Thursday, June 28, 2012

Are cooperative learning and peer teaching the same?


Underneath the buzz at the recent National Summit on Teaching in Minneapolis, there was a desire for a more crisp statement about the difference between cooperative learning and peer teaching. This came up in several ways, and the following is some thinking I've done since then on this issue.

As always, your input is appreciated and desired.
A note about the hyphen in Cooperative Learning-Peer Teaching

The teaching strategies of cooperative learning and peer teaching have more in common than in contrast. Both are used to advance students' engagement, and improve academic achievement through peer exploration, discovery, and sharing of knowledge and motor skills. Both emphasize structure, individual roles, and group recognition of achievement. Both aim for deliberate methods to build knowledge, skill, and insight in peer students. Both have considerable research support and wide use in schools at all levels, business, government, industry, the trades, and social and religious organizations.

The verified benefits of both are well established and well known.

However, any time people are paired or grouped to accomplish a goal, social stratification develops and power relationships are likely to become salient unless managed.

In cooperative learning, the assumption is that members of the pair or group are roughly at the same level of expertise with respect to the content.

In peer teaching, the assumption is that one member of the pair or group knows more than the other(s) before the classroom activity begins.

These assumptions drive the distinction in the ways power relationships are handled differently in the two strategies.

In cooperative learning, destructive power relationships are ameliorated by shaping in advance the interactions among the participants. This is accomplished by establishing parity among members in their assignment to groups and guiding the members' functions, actions, and expectations once the group is formed.
__________________________________________________
§ **Stated exercise A**
Quote the post on cooperative learning and peer teaching in full, word for word.
__________________________________________________
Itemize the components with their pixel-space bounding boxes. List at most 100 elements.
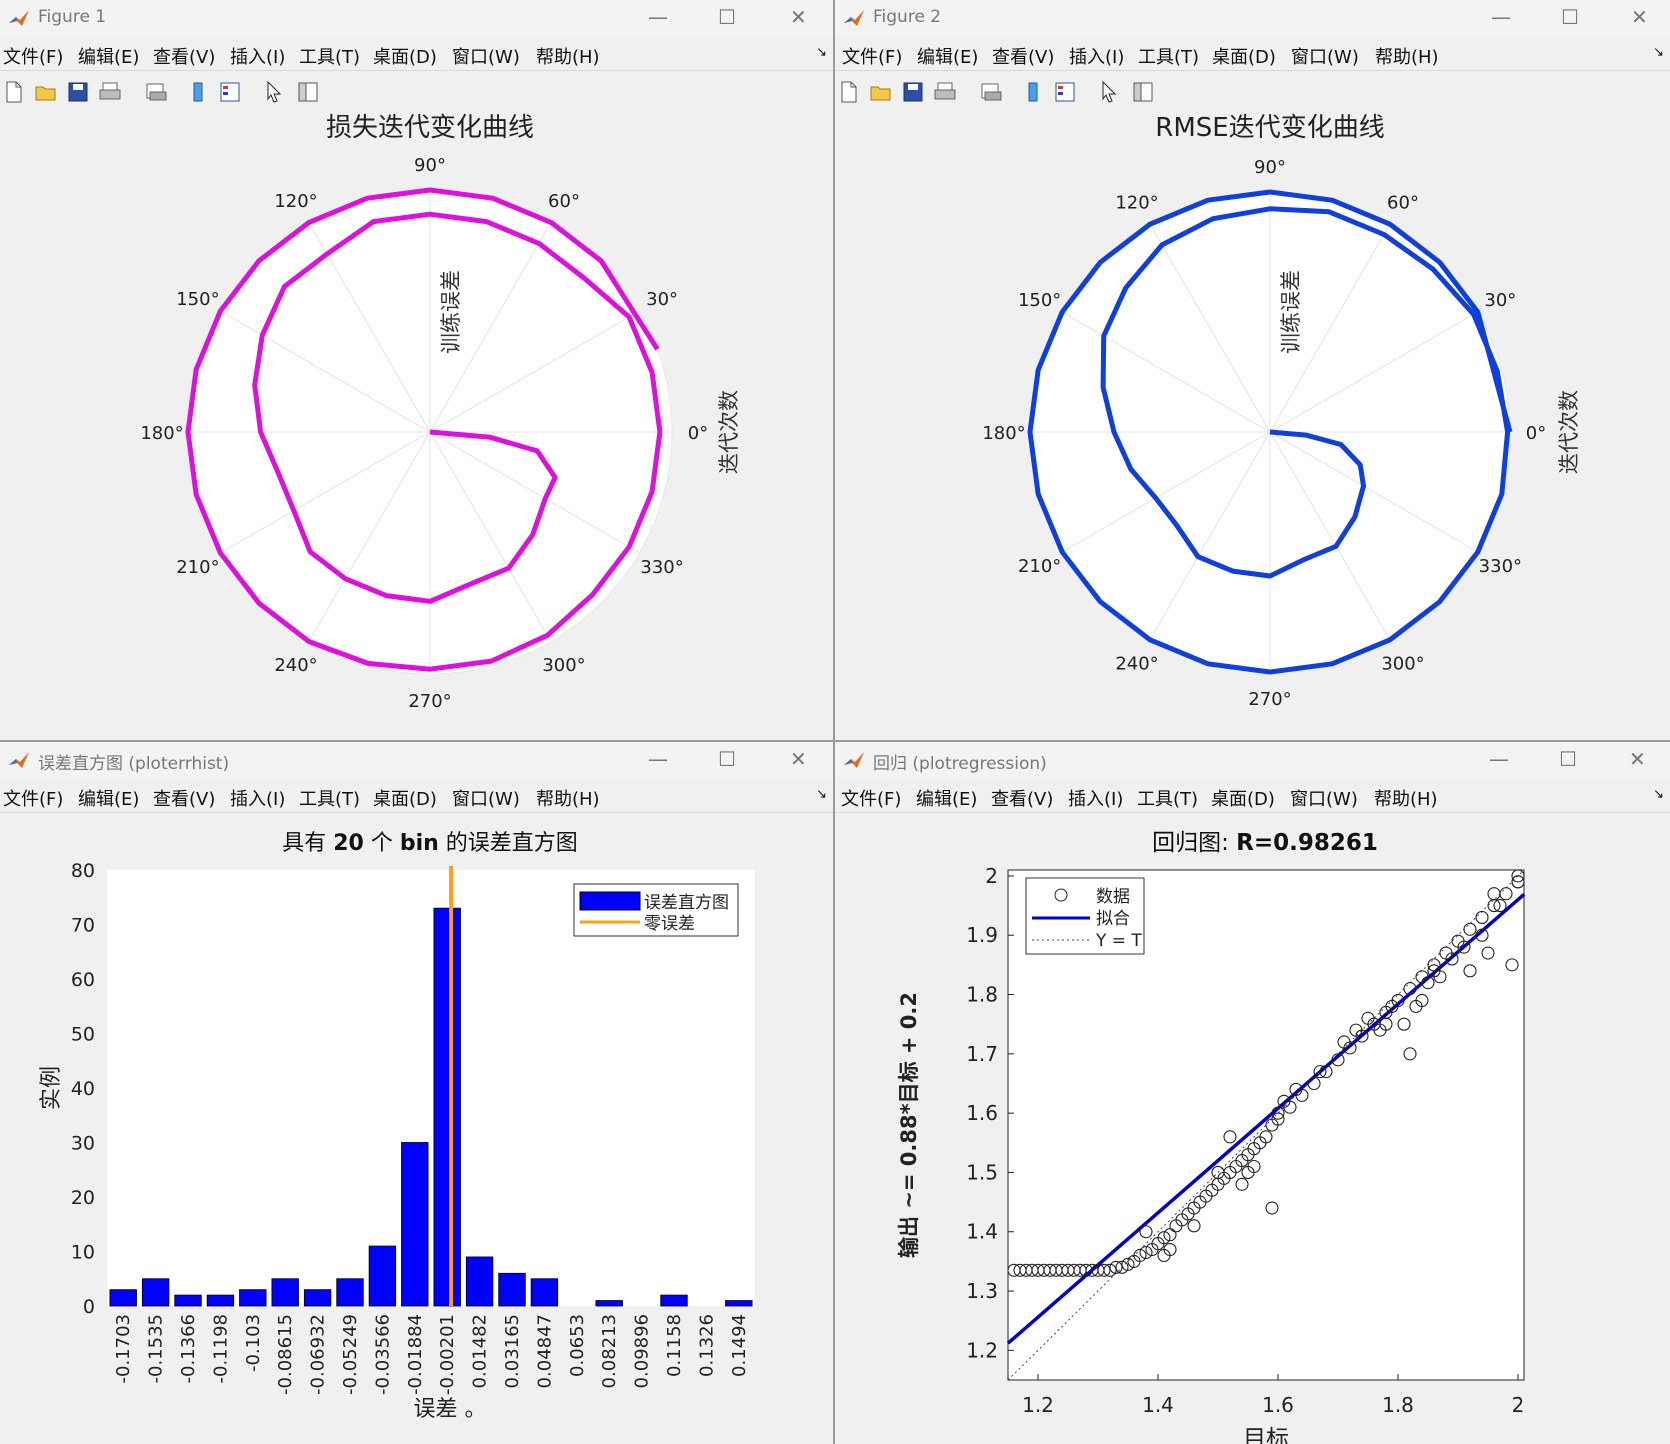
print-icon[interactable]	[933, 80, 957, 104]
plot-area: 回归图: R=0.98261 1.2 1.4 1.6 1.8 2 1.2 1.3 1.4 1.5 1…	[835, 814, 1670, 1444]
menu-edit[interactable]: 编辑(E)	[78, 47, 140, 68]
property-editor-icon[interactable]	[296, 80, 320, 104]
maximize-button[interactable]: ☐	[1561, 5, 1579, 29]
title-bar[interactable]: Figure 1 — ☐ ✕	[0, 0, 833, 36]
menu-window[interactable]: 窗口(W)	[452, 789, 520, 810]
legend-icon[interactable]	[218, 80, 242, 104]
minimize-button[interactable]: —	[1491, 5, 1511, 29]
x-tick-label: -0.1535	[146, 1314, 167, 1383]
title-bar[interactable]: 回归 (plotregression) — ☐ ✕	[835, 742, 1670, 778]
menu-help[interactable]: 帮助(H)	[536, 47, 600, 68]
legend-label-zero: 零误差	[644, 914, 695, 934]
x-tick-label: 0.1158	[664, 1314, 685, 1377]
close-button[interactable]: ✕	[790, 5, 807, 29]
print-icon[interactable]	[98, 80, 122, 104]
menu-overflow-icon[interactable]: ↘	[1653, 787, 1664, 802]
menu-edit[interactable]: 编辑(E)	[916, 789, 978, 810]
angle-tick-label: 330°	[1479, 556, 1522, 577]
menu-view[interactable]: 查看(V)	[992, 47, 1055, 68]
save-icon[interactable]	[901, 80, 925, 104]
print-preview-icon[interactable]	[144, 80, 168, 104]
menu-insert[interactable]: 插入(I)	[230, 789, 286, 810]
legend-icon[interactable]	[1053, 80, 1077, 104]
menu-window[interactable]: 窗口(W)	[1291, 47, 1359, 68]
data-point	[1475, 928, 1489, 942]
menu-tools[interactable]: 工具(T)	[1137, 789, 1199, 810]
open-file-icon[interactable]	[869, 80, 893, 104]
menu-tools[interactable]: 工具(T)	[299, 47, 361, 68]
y-tick-label: 70	[71, 915, 95, 937]
menu-view[interactable]: 查看(V)	[153, 789, 216, 810]
x-tick-label: -0.05249	[340, 1314, 361, 1395]
menu-overflow-icon[interactable]: ↘	[1653, 45, 1664, 60]
menu-tools[interactable]: 工具(T)	[299, 789, 361, 810]
polar-grid-spoke	[1269, 431, 1391, 641]
maximize-button[interactable]: ☐	[718, 5, 736, 29]
menu-desktop[interactable]: 桌面(D)	[373, 47, 437, 68]
menu-insert[interactable]: 插入(I)	[1068, 789, 1124, 810]
data-point	[1307, 1076, 1321, 1091]
menu-help[interactable]: 帮助(H)	[536, 789, 600, 810]
data-point	[1433, 970, 1447, 984]
polar-grid-spoke	[1061, 431, 1271, 553]
angle-tick-label: 0°	[1526, 423, 1546, 444]
data-point	[1493, 899, 1507, 913]
side-axis-label: 迭代次数	[717, 390, 741, 474]
title-bar[interactable]: 误差直方图 (ploterrhist) — ☐ ✕	[0, 742, 833, 778]
title-bar[interactable]: Figure 2 — ☐ ✕	[835, 0, 1670, 36]
open-file-icon[interactable]	[34, 80, 58, 104]
angle-tick-label: 90°	[1254, 157, 1286, 178]
close-button[interactable]: ✕	[1631, 5, 1648, 29]
polar-grid-spoke	[1149, 223, 1271, 433]
maximize-button[interactable]: ☐	[718, 747, 736, 771]
x-tick-label: -0.103	[243, 1314, 264, 1372]
polar-grid-spoke	[1149, 431, 1271, 641]
maximize-button[interactable]: ☐	[1559, 747, 1577, 771]
angle-tick-label: 300°	[542, 655, 585, 676]
menu-tools[interactable]: 工具(T)	[1138, 47, 1200, 68]
menu-overflow-icon[interactable]: ↘	[816, 45, 827, 60]
menu-help[interactable]: 帮助(H)	[1374, 789, 1438, 810]
menu-overflow-icon[interactable]: ↘	[816, 787, 827, 802]
pointer-icon[interactable]	[262, 80, 286, 104]
property-editor-icon[interactable]	[1131, 80, 1155, 104]
menu-desktop[interactable]: 桌面(D)	[373, 789, 437, 810]
new-figure-icon[interactable]	[837, 80, 861, 104]
menu-desktop[interactable]: 桌面(D)	[1212, 47, 1276, 68]
data-point	[1313, 1065, 1327, 1079]
menu-insert[interactable]: 插入(I)	[230, 47, 286, 68]
menu-edit[interactable]: 编辑(E)	[78, 789, 140, 810]
menu-window[interactable]: 窗口(W)	[452, 47, 520, 68]
menu-file[interactable]: 文件(F)	[3, 789, 64, 810]
x-tick-label: 0.1494	[729, 1314, 750, 1377]
menu-edit[interactable]: 编辑(E)	[917, 47, 979, 68]
x-tick-label: 0.1326	[696, 1314, 717, 1377]
angle-tick-label: 180°	[982, 423, 1025, 444]
menu-view[interactable]: 查看(V)	[153, 47, 216, 68]
data-point	[1271, 1106, 1285, 1120]
minimize-button[interactable]: —	[648, 5, 668, 29]
menu-insert[interactable]: 插入(I)	[1069, 47, 1125, 68]
angle-tick-label: 180°	[140, 423, 183, 444]
pointer-icon[interactable]	[1097, 80, 1121, 104]
colorbar-icon[interactable]	[1021, 80, 1045, 104]
colorbar-icon[interactable]	[186, 80, 210, 104]
close-button[interactable]: ✕	[790, 747, 807, 771]
menu-file[interactable]: 文件(F)	[841, 789, 902, 810]
y-tick-label: 1.9	[966, 923, 998, 947]
data-point	[1403, 1047, 1417, 1061]
menu-window[interactable]: 窗口(W)	[1290, 789, 1358, 810]
window-title: Figure 1	[38, 7, 107, 27]
print-preview-icon[interactable]	[979, 80, 1003, 104]
menu-file[interactable]: 文件(F)	[842, 47, 903, 68]
angle-tick-label: 150°	[1018, 290, 1061, 311]
minimize-button[interactable]: —	[648, 747, 668, 771]
menu-view[interactable]: 查看(V)	[991, 789, 1054, 810]
close-button[interactable]: ✕	[1629, 747, 1646, 771]
menu-file[interactable]: 文件(F)	[3, 47, 64, 68]
minimize-button[interactable]: —	[1489, 747, 1509, 771]
menu-desktop[interactable]: 桌面(D)	[1211, 789, 1275, 810]
menu-help[interactable]: 帮助(H)	[1375, 47, 1439, 68]
new-figure-icon[interactable]	[2, 80, 26, 104]
save-icon[interactable]	[66, 80, 90, 104]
__________________________________________________
§ **Stated exercise B**
Print the stretch of the entries from the line containing "80, 957, 104]" through the line containing "1314, 685, 1377]", unchanged and including both of those lines.

§ **Output A**
Thursday, June 28, 2012

Are cooperative learning and peer teaching the same?


Underneath the buzz at the recent National Summit on Teaching in Minneapolis, there was a desire for a more crisp statement about the difference between cooperative learning and peer teaching. This came up in several ways, and the following is some thinking I've done since then on this issue.

As always, your input is appreciated and desired.
A note about the hyphen in Cooperative Learning-Peer Teaching

The teaching strategies of cooperative learning and peer teaching have more in common than in contrast. Both are used to advance students' engagement, and improve academic achievement through peer exploration, discovery, and sharing of knowledge and motor skills. Both emphasize structure, individual roles, and group recognition of achievement. Both aim for deliberate methods to build knowledge, skill, and insight in peer students. Both have considerable research support and wide use in schools at all levels, business, government, industry, the trades, and social and religious organizations.

The verified benefits of both are well established and well known.

However, any time people are paired or grouped to accomplish a goal, social stratification develops and power relationships are likely to become salient unless managed.

In cooperative learning, the assumption is that members of the pair or group are roughly at the same level of expertise with respect to the content.

In peer teaching, the assumption is that one member of the pair or group knows more than the other(s) before the classroom activity begins.

These assumptions drive the distinction in the ways power relationships are handled differently in the two strategies.

In cooperative learning, destructive power relationships are ameliorated by shaping in advance the interactions among the participants. This is accomplished by establishing parity among members in their assignment to groups and guiding the members' functions, actions, and expectations once the group is formed.

§ **Output B**
print-icon[interactable]	[933, 80, 957, 104]
plot-area: 回归图: R=0.98261 1.2 1.4 1.6 1.8 2 1.2 1.3 1.4 1.5 1…	[835, 814, 1670, 1444]
menu-edit[interactable]: 编辑(E)	[78, 47, 140, 68]
property-editor-icon[interactable]	[296, 80, 320, 104]
maximize-button[interactable]: ☐	[1561, 5, 1579, 29]
title-bar[interactable]: Figure 1 — ☐ ✕	[0, 0, 833, 36]
menu-window[interactable]: 窗口(W)	[452, 789, 520, 810]
legend-icon[interactable]	[218, 80, 242, 104]
minimize-button[interactable]: —	[1491, 5, 1511, 29]
x-tick-label: -0.1535	[146, 1314, 167, 1383]
title-bar[interactable]: 回归 (plotregression) — ☐ ✕	[835, 742, 1670, 778]
menu-help[interactable]: 帮助(H)	[536, 47, 600, 68]
legend-label-zero: 零误差	[644, 914, 695, 934]
x-tick-label: 0.1158	[664, 1314, 685, 1377]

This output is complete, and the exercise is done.